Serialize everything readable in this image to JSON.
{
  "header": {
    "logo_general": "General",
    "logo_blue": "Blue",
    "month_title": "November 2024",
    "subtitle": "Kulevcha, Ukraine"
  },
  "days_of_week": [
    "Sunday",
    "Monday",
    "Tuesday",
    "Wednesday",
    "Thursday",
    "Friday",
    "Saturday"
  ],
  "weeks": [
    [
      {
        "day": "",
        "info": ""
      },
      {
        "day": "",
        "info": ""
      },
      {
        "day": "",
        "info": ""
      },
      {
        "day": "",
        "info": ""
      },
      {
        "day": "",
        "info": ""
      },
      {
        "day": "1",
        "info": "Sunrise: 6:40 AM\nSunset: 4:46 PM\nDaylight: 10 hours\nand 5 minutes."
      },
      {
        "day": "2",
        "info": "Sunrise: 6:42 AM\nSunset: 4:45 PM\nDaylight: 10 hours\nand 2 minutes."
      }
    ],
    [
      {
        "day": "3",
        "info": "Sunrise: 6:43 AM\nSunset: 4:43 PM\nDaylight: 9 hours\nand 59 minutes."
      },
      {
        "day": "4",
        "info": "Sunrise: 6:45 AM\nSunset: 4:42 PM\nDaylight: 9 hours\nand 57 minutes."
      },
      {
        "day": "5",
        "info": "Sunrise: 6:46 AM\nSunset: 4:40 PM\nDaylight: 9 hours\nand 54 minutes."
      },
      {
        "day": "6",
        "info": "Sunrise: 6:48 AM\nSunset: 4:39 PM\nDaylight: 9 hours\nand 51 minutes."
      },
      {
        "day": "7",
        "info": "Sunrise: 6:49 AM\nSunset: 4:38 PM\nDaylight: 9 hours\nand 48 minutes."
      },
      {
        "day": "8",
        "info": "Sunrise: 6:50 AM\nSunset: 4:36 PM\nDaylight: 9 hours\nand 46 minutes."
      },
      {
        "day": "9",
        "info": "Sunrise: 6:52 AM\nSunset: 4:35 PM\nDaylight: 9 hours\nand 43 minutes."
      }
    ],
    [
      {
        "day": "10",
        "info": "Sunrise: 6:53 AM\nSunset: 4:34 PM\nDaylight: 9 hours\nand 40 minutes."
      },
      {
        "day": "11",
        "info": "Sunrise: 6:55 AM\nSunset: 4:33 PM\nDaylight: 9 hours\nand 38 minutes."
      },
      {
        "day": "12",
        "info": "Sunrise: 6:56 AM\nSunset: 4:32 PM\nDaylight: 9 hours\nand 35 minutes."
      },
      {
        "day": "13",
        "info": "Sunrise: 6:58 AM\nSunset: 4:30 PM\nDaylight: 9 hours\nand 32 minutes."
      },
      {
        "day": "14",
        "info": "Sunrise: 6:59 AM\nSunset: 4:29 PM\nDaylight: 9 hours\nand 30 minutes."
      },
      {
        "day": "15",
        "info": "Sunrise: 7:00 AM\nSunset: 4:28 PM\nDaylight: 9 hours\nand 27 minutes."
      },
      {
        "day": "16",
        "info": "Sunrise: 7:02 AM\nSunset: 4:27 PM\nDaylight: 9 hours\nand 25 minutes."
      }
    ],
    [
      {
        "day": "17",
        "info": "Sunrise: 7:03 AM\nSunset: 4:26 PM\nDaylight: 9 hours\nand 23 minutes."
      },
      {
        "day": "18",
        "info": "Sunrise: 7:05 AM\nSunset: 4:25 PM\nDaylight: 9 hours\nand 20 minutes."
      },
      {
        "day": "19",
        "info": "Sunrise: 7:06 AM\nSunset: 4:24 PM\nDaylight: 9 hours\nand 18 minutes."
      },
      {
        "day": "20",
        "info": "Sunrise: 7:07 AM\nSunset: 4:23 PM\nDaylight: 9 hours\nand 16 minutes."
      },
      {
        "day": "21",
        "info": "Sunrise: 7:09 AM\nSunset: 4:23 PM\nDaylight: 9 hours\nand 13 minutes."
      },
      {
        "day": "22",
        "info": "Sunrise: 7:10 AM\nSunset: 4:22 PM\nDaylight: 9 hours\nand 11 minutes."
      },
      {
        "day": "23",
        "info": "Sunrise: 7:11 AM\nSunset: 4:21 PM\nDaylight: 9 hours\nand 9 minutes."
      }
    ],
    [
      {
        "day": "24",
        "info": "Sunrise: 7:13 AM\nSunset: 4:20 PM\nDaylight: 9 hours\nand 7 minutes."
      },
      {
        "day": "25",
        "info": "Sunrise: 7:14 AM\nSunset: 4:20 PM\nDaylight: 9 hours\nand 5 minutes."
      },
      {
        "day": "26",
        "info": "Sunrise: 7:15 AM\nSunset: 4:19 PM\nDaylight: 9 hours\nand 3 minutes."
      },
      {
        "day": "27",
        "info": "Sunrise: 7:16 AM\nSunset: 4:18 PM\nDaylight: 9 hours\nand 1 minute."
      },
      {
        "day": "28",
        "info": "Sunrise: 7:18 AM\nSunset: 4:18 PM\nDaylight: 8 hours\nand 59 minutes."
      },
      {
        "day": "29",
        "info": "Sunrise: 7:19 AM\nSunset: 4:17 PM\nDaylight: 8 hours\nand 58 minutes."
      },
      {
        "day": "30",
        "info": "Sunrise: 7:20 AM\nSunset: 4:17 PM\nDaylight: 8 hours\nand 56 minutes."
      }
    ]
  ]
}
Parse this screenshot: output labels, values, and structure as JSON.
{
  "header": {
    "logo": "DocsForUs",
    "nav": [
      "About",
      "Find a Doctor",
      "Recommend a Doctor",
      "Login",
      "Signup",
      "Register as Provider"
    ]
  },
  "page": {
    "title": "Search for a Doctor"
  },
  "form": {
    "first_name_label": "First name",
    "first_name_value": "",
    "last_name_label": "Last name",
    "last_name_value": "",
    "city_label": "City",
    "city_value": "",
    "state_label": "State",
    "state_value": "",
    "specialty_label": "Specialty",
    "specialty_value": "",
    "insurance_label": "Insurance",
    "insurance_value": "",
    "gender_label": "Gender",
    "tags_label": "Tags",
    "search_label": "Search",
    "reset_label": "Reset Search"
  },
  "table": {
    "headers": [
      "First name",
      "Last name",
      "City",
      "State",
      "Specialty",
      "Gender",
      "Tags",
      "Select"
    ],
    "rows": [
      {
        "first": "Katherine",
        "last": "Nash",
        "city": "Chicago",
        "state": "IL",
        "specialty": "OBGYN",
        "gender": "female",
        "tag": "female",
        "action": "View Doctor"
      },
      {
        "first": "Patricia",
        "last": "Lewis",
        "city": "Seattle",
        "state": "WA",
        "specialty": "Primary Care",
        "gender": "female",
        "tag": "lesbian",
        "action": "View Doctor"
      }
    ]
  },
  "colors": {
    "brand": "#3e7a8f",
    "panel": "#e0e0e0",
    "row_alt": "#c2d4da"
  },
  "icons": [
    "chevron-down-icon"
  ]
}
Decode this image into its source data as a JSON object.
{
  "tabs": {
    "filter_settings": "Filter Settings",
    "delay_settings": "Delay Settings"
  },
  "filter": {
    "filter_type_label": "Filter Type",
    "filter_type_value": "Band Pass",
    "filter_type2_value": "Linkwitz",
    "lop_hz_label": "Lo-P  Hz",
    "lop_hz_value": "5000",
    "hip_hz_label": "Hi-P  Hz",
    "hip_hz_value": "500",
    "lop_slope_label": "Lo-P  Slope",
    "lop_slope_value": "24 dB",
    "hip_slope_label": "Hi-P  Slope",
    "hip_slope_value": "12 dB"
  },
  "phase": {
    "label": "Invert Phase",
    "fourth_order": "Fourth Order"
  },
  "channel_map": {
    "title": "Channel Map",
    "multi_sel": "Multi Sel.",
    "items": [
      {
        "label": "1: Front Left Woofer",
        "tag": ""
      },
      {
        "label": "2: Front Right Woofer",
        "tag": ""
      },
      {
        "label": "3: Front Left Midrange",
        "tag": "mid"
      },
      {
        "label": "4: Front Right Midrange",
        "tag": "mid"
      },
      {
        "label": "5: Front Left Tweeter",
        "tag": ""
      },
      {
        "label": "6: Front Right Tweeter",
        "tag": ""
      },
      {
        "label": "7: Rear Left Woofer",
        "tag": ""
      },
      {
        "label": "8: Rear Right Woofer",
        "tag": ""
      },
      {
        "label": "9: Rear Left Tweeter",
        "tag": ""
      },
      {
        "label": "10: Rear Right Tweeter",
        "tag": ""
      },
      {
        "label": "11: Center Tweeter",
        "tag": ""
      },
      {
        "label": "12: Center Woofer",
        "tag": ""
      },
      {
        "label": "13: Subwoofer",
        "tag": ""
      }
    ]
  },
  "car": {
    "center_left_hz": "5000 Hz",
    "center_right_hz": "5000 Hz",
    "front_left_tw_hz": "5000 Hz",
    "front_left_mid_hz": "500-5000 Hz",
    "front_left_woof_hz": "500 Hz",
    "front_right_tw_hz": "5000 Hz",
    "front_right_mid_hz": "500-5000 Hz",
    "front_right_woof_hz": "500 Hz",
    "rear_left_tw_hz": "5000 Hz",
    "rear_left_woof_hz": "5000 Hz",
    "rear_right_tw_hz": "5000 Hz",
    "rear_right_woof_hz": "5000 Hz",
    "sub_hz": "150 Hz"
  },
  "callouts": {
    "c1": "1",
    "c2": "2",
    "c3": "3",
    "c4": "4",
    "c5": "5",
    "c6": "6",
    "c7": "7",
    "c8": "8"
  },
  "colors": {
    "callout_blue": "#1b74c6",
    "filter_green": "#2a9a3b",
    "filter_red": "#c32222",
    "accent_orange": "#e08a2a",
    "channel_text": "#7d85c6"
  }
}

**TASK INSTRUCTIONS**
From the data above, work out how many lines hold "Doctor". Answer with the number alone.

**WORKED SOLUTION**
5